In the listing below, locate the lines that hold "will" and copy them.
• • •
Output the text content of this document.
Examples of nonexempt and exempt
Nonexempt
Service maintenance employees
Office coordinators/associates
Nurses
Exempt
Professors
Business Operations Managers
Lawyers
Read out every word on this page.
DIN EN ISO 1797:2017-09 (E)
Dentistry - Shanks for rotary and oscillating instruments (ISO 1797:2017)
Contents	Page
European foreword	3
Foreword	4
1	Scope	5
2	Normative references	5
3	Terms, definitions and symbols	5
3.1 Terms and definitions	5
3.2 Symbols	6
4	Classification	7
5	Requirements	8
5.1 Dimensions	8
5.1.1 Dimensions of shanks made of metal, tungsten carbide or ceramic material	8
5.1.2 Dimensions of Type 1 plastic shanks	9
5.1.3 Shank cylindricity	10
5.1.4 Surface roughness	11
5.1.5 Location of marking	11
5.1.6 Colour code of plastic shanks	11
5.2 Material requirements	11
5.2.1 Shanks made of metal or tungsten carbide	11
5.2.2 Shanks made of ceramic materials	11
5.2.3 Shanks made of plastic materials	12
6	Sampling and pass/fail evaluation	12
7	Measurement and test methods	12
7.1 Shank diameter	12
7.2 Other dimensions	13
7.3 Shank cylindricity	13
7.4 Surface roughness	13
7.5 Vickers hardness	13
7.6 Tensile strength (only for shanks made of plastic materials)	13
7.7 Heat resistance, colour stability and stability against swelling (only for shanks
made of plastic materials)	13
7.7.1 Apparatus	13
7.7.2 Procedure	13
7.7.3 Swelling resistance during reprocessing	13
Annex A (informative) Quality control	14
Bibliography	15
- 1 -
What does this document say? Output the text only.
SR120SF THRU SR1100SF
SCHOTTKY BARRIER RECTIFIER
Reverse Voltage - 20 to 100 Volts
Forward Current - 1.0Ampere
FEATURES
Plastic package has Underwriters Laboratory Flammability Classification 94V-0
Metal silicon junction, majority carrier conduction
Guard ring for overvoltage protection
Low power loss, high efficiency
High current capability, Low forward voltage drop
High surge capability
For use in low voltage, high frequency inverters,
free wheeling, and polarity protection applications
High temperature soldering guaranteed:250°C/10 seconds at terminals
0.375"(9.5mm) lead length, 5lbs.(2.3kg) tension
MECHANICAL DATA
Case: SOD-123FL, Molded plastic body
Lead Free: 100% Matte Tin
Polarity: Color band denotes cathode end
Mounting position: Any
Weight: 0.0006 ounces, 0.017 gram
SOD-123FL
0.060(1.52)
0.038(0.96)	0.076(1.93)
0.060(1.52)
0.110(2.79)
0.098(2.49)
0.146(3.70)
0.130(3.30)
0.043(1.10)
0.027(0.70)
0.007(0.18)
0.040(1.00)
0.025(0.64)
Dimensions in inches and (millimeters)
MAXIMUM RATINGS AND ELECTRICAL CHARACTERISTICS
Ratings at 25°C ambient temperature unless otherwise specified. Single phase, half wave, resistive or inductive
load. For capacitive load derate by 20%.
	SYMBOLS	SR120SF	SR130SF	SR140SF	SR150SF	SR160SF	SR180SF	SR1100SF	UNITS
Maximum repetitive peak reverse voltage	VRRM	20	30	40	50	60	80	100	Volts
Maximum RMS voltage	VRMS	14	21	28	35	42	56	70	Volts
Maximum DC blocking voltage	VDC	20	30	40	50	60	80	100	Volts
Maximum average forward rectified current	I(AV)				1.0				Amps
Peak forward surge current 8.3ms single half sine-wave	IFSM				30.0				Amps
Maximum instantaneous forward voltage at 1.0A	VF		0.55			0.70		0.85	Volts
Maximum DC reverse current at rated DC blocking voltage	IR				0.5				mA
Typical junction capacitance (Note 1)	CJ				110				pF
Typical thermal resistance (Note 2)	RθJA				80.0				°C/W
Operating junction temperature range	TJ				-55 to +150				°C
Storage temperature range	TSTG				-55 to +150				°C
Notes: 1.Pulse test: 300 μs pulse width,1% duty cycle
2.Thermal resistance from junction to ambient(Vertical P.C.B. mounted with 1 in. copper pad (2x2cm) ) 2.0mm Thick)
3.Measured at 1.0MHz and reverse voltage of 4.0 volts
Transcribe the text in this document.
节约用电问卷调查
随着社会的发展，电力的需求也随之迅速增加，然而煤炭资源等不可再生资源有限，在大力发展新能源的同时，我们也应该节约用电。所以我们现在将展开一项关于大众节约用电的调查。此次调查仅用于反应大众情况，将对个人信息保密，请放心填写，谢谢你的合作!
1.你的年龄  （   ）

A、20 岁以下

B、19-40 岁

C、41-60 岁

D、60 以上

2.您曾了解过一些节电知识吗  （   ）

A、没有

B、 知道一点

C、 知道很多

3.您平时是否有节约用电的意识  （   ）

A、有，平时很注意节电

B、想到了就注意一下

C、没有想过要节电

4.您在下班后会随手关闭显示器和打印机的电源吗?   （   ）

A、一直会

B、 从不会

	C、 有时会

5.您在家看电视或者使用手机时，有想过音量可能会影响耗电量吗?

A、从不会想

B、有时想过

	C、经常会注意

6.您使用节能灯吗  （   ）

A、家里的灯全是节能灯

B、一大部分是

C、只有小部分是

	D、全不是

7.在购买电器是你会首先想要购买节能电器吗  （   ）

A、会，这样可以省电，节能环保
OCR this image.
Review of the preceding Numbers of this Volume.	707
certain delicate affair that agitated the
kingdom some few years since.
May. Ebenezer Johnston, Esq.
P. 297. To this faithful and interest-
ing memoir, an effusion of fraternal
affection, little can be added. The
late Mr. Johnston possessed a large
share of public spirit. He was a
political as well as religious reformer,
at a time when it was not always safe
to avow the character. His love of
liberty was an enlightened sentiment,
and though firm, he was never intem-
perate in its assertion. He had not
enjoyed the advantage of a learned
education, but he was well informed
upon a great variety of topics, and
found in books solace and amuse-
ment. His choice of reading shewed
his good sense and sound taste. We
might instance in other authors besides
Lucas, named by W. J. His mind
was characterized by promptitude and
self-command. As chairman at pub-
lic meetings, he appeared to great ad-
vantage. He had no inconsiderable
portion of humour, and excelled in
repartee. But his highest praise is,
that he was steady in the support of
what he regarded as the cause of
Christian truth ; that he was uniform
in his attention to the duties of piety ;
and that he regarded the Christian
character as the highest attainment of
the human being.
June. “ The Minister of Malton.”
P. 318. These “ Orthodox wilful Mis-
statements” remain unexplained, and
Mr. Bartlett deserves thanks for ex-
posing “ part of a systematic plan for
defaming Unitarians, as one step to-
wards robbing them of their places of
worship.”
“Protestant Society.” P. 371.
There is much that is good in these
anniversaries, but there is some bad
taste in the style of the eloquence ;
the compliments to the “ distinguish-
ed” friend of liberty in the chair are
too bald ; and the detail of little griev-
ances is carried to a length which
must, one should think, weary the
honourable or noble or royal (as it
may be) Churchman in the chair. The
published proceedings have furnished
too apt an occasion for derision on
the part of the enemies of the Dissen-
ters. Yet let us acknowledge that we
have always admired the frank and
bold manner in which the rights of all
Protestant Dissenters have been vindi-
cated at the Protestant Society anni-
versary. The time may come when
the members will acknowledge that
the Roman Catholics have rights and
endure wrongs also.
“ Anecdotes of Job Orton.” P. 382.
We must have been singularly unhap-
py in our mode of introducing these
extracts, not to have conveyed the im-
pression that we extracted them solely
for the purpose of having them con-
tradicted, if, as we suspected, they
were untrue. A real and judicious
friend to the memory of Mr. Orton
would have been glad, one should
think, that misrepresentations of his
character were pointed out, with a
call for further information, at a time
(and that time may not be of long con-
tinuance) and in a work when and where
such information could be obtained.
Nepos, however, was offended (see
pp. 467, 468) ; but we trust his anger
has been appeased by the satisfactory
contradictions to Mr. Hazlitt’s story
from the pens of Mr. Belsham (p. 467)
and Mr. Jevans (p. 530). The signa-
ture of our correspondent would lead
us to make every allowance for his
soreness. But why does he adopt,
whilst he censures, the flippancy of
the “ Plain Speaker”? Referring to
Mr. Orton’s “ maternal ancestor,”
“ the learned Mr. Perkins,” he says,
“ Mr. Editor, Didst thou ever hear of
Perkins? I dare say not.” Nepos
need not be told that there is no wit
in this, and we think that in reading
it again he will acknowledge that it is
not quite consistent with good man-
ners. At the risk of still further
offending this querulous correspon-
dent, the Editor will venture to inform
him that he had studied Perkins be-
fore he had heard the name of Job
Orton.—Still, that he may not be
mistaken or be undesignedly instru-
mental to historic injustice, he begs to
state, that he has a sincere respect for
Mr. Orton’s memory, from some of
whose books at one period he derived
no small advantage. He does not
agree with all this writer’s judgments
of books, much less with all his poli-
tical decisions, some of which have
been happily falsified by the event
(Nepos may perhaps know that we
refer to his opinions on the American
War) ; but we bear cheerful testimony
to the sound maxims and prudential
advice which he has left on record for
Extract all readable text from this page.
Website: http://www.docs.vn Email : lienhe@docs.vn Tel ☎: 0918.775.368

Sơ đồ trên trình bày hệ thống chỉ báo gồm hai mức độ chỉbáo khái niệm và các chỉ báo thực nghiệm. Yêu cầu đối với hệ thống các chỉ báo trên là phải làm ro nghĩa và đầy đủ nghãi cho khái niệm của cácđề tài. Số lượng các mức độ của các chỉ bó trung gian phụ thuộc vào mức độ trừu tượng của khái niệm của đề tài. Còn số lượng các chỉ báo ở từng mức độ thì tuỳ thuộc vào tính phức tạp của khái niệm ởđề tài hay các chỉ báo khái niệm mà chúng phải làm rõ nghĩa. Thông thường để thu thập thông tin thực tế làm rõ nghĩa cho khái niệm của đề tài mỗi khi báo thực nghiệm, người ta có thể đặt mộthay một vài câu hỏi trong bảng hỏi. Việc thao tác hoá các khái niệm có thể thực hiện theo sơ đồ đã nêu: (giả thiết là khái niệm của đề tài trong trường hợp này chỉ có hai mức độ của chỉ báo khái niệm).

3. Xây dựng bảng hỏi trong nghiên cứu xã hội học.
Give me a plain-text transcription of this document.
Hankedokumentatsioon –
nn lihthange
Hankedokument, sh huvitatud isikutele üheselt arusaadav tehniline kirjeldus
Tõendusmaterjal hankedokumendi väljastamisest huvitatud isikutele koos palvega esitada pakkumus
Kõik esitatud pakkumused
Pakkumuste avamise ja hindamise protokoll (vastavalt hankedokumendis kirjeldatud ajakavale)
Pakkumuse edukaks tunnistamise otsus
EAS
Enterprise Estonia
• • •
### Correct output
the members will acknowledge that
it again he will acknowledge that it is
dent, the Editor will venture to inform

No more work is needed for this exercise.